Stated exercise:
Transcribe every entry below word for word, but skip the pictures.

--------------------------------

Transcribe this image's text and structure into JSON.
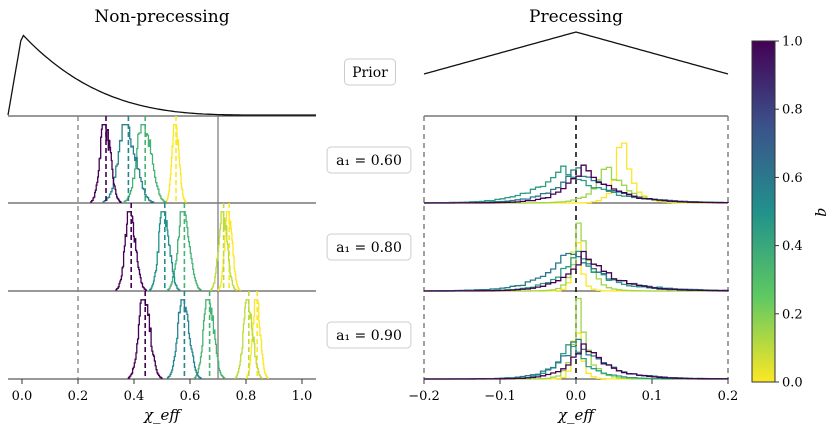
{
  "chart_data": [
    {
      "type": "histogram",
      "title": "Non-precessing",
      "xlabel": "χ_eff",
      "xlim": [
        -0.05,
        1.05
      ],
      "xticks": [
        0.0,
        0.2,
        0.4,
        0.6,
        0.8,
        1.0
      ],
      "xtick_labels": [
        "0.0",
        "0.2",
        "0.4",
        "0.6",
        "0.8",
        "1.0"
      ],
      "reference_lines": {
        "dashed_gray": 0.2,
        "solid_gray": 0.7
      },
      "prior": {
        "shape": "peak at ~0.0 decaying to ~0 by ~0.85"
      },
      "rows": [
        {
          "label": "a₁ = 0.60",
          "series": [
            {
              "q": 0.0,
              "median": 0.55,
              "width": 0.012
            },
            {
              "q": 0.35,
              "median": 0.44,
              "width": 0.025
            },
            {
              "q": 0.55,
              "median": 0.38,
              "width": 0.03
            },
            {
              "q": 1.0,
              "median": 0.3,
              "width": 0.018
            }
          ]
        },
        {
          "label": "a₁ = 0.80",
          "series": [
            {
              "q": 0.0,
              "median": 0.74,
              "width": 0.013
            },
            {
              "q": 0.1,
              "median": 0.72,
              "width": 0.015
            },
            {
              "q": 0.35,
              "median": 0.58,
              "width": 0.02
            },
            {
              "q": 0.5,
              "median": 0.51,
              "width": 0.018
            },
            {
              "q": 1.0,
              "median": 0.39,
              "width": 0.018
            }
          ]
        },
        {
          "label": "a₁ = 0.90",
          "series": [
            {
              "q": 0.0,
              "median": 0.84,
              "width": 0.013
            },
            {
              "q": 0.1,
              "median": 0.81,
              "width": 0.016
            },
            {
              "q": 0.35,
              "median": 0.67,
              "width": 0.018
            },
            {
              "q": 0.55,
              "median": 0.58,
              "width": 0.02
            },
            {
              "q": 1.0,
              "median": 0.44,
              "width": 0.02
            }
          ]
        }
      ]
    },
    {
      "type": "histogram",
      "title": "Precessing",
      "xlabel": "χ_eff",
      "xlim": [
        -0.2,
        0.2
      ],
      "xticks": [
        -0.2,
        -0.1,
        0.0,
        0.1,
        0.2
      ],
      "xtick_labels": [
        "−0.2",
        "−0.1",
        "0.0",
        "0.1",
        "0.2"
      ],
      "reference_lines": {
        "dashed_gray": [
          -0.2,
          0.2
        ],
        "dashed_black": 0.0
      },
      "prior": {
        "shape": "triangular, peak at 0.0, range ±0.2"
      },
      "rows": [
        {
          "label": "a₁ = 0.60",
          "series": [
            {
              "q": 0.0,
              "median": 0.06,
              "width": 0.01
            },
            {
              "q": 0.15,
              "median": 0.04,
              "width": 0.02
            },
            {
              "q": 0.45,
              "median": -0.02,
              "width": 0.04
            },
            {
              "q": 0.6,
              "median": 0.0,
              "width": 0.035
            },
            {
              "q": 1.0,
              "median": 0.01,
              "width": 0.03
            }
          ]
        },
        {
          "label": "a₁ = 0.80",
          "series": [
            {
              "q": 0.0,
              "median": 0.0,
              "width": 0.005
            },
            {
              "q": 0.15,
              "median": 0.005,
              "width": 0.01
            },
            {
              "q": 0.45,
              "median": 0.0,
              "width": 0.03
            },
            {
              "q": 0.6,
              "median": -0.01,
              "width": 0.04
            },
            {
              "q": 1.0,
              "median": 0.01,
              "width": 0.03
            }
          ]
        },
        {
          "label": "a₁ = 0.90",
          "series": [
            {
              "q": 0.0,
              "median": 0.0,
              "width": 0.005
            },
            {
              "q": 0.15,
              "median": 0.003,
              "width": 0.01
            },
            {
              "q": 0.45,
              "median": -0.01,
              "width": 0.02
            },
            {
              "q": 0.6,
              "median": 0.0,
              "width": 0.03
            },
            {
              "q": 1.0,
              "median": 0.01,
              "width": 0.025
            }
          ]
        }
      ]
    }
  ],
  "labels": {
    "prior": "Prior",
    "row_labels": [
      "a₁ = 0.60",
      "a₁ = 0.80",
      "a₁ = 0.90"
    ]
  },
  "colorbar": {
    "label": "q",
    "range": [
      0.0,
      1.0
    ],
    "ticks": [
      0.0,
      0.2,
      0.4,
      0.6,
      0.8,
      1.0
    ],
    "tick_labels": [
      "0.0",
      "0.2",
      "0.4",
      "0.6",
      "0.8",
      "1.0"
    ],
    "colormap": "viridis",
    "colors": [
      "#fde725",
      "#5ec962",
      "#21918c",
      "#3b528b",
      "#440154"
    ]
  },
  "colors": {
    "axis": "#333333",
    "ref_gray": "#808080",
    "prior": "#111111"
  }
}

--------------------------------

In response:
Transcribe this image's text and structure into JSON.
{
  "chart_data": [
    {
      "type": "histogram",
      "title": "Non-precessing",
      "xlabel": "χ_eff",
      "xlim": [
        -0.05,
        1.05
      ],
      "xticks": [
        0.0,
        0.2,
        0.4,
        0.6,
        0.8,
        1.0
      ],
      "xtick_labels": [
        "0.0",
        "0.2",
        "0.4",
        "0.6",
        "0.8",
        "1.0"
      ],
      "reference_lines": {
        "dashed_gray": 0.2,
        "solid_gray": 0.7
      },
      "prior": {
        "shape": "peak at ~0.0 decaying to ~0 by ~0.85"
      },
      "rows": [
        {
          "label": "a₁ = 0.60",
          "series": [
            {
              "q": 0.0,
              "median": 0.55,
              "width": 0.012
            },
            {
              "q": 0.35,
              "median": 0.44,
              "width": 0.025
            },
            {
              "q": 0.55,
              "median": 0.38,
              "width": 0.03
            },
            {
              "q": 1.0,
              "median": 0.3,
              "width": 0.018
            }
          ]
        },
        {
          "label": "a₁ = 0.80",
          "series": [
            {
              "q": 0.0,
              "median": 0.74,
              "width": 0.013
            },
            {
              "q": 0.1,
              "median": 0.72,
              "width": 0.015
            },
            {
              "q": 0.35,
              "median": 0.58,
              "width": 0.02
            },
            {
              "q": 0.5,
              "median": 0.51,
              "width": 0.018
            },
            {
              "q": 1.0,
              "median": 0.39,
              "width": 0.018
            }
          ]
        },
        {
          "label": "a₁ = 0.90",
          "series": [
            {
              "q": 0.0,
              "median": 0.84,
              "width": 0.013
            },
            {
              "q": 0.1,
              "median": 0.81,
              "width": 0.016
            },
            {
              "q": 0.35,
              "median": 0.67,
              "width": 0.018
            },
            {
              "q": 0.55,
              "median": 0.58,
              "width": 0.02
            },
            {
              "q": 1.0,
              "median": 0.44,
              "width": 0.02
            }
          ]
        }
      ]
    },
    {
      "type": "histogram",
      "title": "Precessing",
      "xlabel": "χ_eff",
      "xlim": [
        -0.2,
        0.2
      ],
      "xticks": [
        -0.2,
        -0.1,
        0.0,
        0.1,
        0.2
      ],
      "xtick_labels": [
        "−0.2",
        "−0.1",
        "0.0",
        "0.1",
        "0.2"
      ],
      "reference_lines": {
        "dashed_gray": [
          -0.2,
          0.2
        ],
        "dashed_black": 0.0
      },
      "prior": {
        "shape": "triangular, peak at 0.0, range ±0.2"
      },
      "rows": [
        {
          "label": "a₁ = 0.60",
          "series": [
            {
              "q": 0.0,
              "median": 0.06,
              "width": 0.01
            },
            {
              "q": 0.15,
              "median": 0.04,
              "width": 0.02
            },
            {
              "q": 0.45,
              "median": -0.02,
              "width": 0.04
            },
            {
              "q": 0.6,
              "median": 0.0,
              "width": 0.035
            },
            {
              "q": 1.0,
              "median": 0.01,
              "width": 0.03
            }
          ]
        },
        {
          "label": "a₁ = 0.80",
          "series": [
            {
              "q": 0.0,
              "median": 0.0,
              "width": 0.005
            },
            {
              "q": 0.15,
              "median": 0.005,
              "width": 0.01
            },
            {
              "q": 0.45,
              "median": 0.0,
              "width": 0.03
            },
            {
              "q": 0.6,
              "median": -0.01,
              "width": 0.04
            },
            {
              "q": 1.0,
              "median": 0.01,
              "width": 0.03
            }
          ]
        },
        {
          "label": "a₁ = 0.90",
          "series": [
            {
              "q": 0.0,
              "median": 0.0,
              "width": 0.005
            },
            {
              "q": 0.15,
              "median": 0.003,
              "width": 0.01
            },
            {
              "q": 0.45,
              "median": -0.01,
              "width": 0.02
            },
            {
              "q": 0.6,
              "median": 0.0,
              "width": 0.03
            },
            {
              "q": 1.0,
              "median": 0.01,
              "width": 0.025
            }
          ]
        }
      ]
    }
  ],
  "labels": {
    "prior": "Prior",
    "row_labels": [
      "a₁ = 0.60",
      "a₁ = 0.80",
      "a₁ = 0.90"
    ]
  },
  "colorbar": {
    "label": "q",
    "range": [
      0.0,
      1.0
    ],
    "ticks": [
      0.0,
      0.2,
      0.4,
      0.6,
      0.8,
      1.0
    ],
    "tick_labels": [
      "0.0",
      "0.2",
      "0.4",
      "0.6",
      "0.8",
      "1.0"
    ],
    "colormap": "viridis",
    "colors": [
      "#fde725",
      "#5ec962",
      "#21918c",
      "#3b528b",
      "#440154"
    ]
  },
  "colors": {
    "axis": "#333333",
    "ref_gray": "#808080",
    "prior": "#111111"
  }
}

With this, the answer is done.